• _Task requirements_: List each line of the data that holds the string "暴风雨所诞生的".

Extracted records:
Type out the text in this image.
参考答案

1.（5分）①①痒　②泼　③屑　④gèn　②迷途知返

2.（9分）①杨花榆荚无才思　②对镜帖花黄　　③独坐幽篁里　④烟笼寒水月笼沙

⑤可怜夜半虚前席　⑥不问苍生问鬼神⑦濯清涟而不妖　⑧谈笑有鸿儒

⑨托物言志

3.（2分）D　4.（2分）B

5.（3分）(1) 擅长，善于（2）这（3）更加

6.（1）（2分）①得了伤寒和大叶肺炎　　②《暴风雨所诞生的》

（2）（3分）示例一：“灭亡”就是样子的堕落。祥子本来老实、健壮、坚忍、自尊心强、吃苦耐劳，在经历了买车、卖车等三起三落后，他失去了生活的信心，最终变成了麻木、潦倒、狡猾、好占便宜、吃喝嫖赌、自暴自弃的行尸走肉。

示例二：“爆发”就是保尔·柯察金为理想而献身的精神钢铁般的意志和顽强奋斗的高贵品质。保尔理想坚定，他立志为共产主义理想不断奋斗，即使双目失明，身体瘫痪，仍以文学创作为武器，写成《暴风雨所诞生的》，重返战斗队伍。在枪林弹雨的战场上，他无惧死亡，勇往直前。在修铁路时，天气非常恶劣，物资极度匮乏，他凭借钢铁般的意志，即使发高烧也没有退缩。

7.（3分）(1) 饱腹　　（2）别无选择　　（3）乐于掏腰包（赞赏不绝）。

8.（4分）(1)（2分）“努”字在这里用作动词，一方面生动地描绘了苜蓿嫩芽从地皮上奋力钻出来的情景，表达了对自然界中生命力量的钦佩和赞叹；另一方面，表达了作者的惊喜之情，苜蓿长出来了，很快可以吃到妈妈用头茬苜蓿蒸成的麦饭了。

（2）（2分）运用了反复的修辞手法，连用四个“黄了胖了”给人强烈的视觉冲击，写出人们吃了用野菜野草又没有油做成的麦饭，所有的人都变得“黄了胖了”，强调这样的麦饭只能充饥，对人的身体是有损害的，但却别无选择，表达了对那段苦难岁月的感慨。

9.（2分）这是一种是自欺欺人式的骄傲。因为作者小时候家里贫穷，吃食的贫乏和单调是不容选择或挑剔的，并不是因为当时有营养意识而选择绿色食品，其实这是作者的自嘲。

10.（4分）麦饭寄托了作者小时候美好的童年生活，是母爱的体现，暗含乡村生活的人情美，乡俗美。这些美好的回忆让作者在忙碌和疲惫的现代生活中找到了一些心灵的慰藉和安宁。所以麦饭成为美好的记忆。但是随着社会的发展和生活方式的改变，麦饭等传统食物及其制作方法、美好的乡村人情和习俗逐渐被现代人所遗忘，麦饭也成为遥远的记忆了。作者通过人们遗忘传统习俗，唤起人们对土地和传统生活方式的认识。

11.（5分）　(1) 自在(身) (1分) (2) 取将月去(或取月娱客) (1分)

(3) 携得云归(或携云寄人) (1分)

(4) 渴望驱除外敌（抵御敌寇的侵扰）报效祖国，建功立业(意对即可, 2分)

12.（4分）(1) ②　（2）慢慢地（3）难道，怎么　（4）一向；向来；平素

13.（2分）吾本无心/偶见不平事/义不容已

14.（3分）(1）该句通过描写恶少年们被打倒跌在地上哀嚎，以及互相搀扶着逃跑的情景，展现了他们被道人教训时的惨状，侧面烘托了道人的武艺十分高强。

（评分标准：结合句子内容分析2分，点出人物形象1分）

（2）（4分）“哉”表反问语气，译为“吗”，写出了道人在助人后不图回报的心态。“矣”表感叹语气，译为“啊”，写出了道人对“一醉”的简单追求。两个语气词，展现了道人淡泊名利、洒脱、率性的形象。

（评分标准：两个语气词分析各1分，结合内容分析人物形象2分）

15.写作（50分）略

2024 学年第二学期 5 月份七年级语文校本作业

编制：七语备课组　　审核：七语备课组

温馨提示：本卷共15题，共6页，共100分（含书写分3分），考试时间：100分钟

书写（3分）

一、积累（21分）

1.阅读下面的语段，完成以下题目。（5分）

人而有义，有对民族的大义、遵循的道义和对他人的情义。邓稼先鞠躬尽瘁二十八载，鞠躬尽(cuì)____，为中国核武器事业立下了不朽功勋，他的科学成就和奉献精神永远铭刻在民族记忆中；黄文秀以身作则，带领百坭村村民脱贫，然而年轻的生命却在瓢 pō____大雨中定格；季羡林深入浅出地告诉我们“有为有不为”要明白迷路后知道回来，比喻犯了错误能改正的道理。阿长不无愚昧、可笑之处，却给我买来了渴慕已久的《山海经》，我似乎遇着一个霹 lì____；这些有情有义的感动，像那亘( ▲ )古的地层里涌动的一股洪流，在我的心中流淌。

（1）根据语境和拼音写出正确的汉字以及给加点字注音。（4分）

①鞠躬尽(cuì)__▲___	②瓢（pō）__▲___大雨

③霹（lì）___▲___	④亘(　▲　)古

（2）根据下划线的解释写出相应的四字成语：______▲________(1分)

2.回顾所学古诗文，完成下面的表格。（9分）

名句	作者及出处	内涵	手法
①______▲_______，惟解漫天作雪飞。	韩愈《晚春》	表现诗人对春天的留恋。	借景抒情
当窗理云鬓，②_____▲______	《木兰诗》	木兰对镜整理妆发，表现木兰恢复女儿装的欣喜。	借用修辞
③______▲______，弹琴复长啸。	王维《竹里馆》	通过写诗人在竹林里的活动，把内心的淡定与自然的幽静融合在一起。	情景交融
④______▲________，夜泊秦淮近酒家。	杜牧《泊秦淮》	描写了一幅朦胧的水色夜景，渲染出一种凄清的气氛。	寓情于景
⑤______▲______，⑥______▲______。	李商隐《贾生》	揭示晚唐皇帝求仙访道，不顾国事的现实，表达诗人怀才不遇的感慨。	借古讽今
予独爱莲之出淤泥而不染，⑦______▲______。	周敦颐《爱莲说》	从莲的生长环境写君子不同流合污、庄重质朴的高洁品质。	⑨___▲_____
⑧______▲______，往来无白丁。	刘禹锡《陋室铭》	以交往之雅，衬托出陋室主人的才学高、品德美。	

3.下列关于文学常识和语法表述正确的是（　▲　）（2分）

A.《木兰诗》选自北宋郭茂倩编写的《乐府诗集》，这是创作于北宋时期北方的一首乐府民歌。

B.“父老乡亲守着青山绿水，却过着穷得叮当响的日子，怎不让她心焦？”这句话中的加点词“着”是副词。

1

• _Response_:
6.（1）（2分）①得了伤寒和大叶肺炎　　②《暴风雨所诞生的》
示例二：“爆发”就是保尔·柯察金为理想而献身的精神钢铁般的意志和顽强奋斗的高贵品质。保尔理想坚定，他立志为共产主义理想不断奋斗，即使双目失明，身体瘫痪，仍以文学创作为武器，写成《暴风雨所诞生的》，重返战斗队伍。在枪林弹雨的战场上，他无惧死亡，勇往直前。在修铁路时，天气非常恶劣，物资极度匮乏，他凭借钢铁般的意志，即使发高烧也没有退缩。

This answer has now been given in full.